Problem details:
Copy out all lines of the records in which the word "sentences" appears.

________________________________________

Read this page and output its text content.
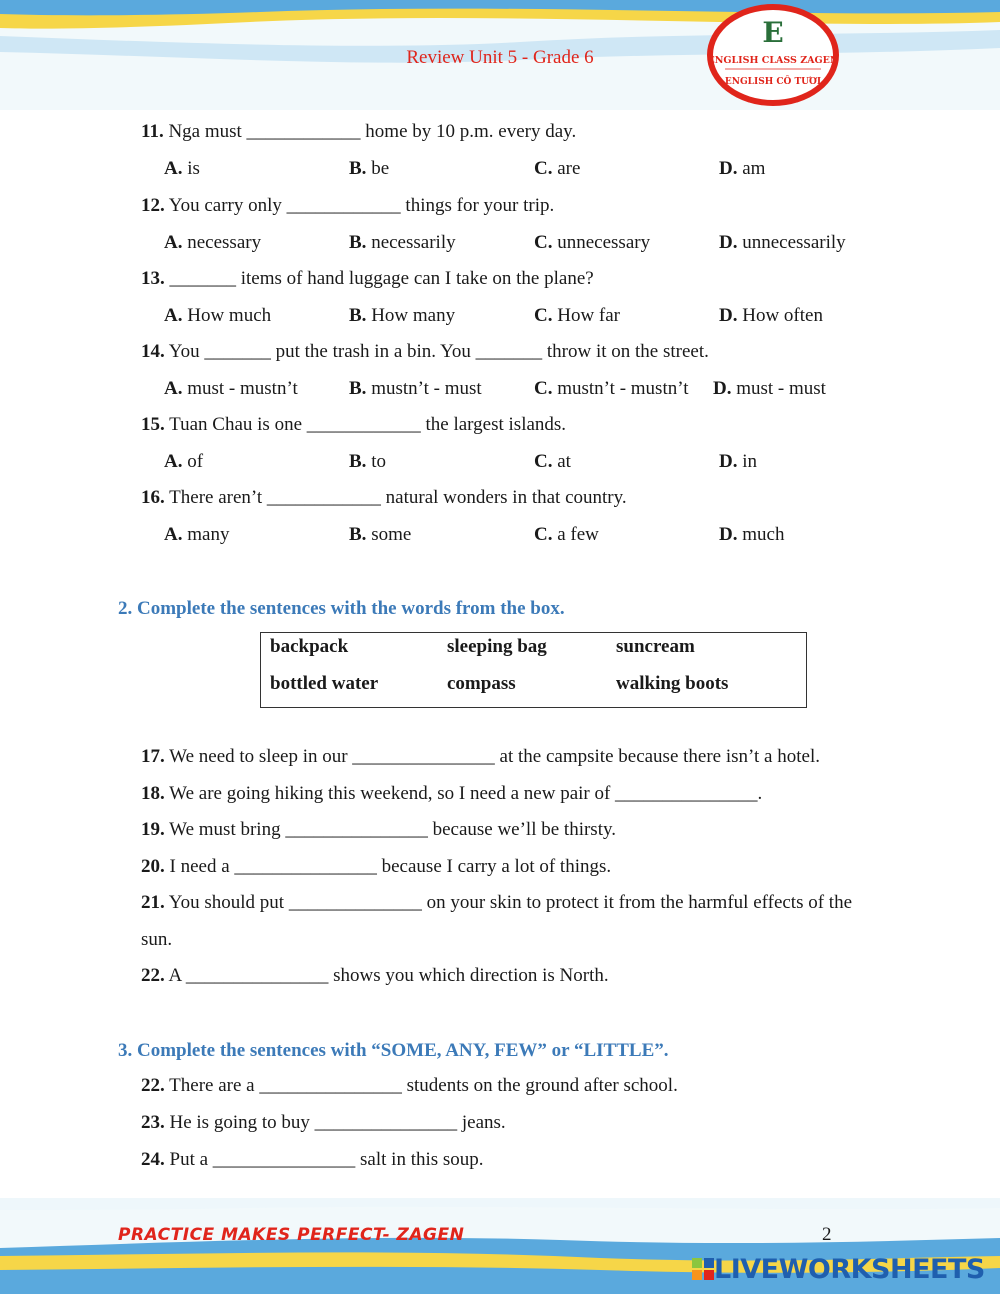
Review Unit 5 - Grade 6
E
ENGLISH CLASS ZAGEN
ENGLISH CÔ TƯƠI
11. Nga must ____________ home by 10 p.m. every day.
A. is	B. be	C. are	D. am
12. You carry only ____________ things for your trip.
A. necessary	B. necessarily	C. unnecessary	D. unnecessarily
13. _______ items of hand luggage can I take on the plane?
A. How much	B. How many	C. How far	D. How often
14. You _______ put the trash in a bin. You _______ throw it on the street.
A. must - mustn’t	B. mustn’t - must	C. mustn’t - mustn’t D. must - must
15. Tuan Chau is one ____________ the largest islands.
A. of	B. to	C. at	D. in
16. There aren’t ____________ natural wonders in that country.
A. many	B. some	C. a few	D. much
2. Complete the sentences with the words from the box.
backpack	sleeping bag	suncream
bottled water	compass	walking boots
17. We need to sleep in our _______________ at the campsite because there isn’t a hotel.
18. We are going hiking this weekend, so I need a new pair of _______________.
19. We must bring _______________ because we’ll be thirsty.
20. I need a _______________ because I carry a lot of things.
21. You should put ______________ on your skin to protect it from the harmful effects of the
sun.
22. A _______________ shows you which direction is North.
3. Complete the sentences with “SOME, ANY, FEW” or “LITTLE”.
22. There are a _______________ students on the ground after school.
23. He is going to buy _______________ jeans.
24. Put a _______________ salt in this soup.
PRACTICE MAKES PERFECT- ZAGEN	2
LIVEWORKSHEETS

________________________________________

Task result:
2. Complete the sentences with the words from the box.
3. Complete the sentences with “SOME, ANY, FEW” or “LITTLE”.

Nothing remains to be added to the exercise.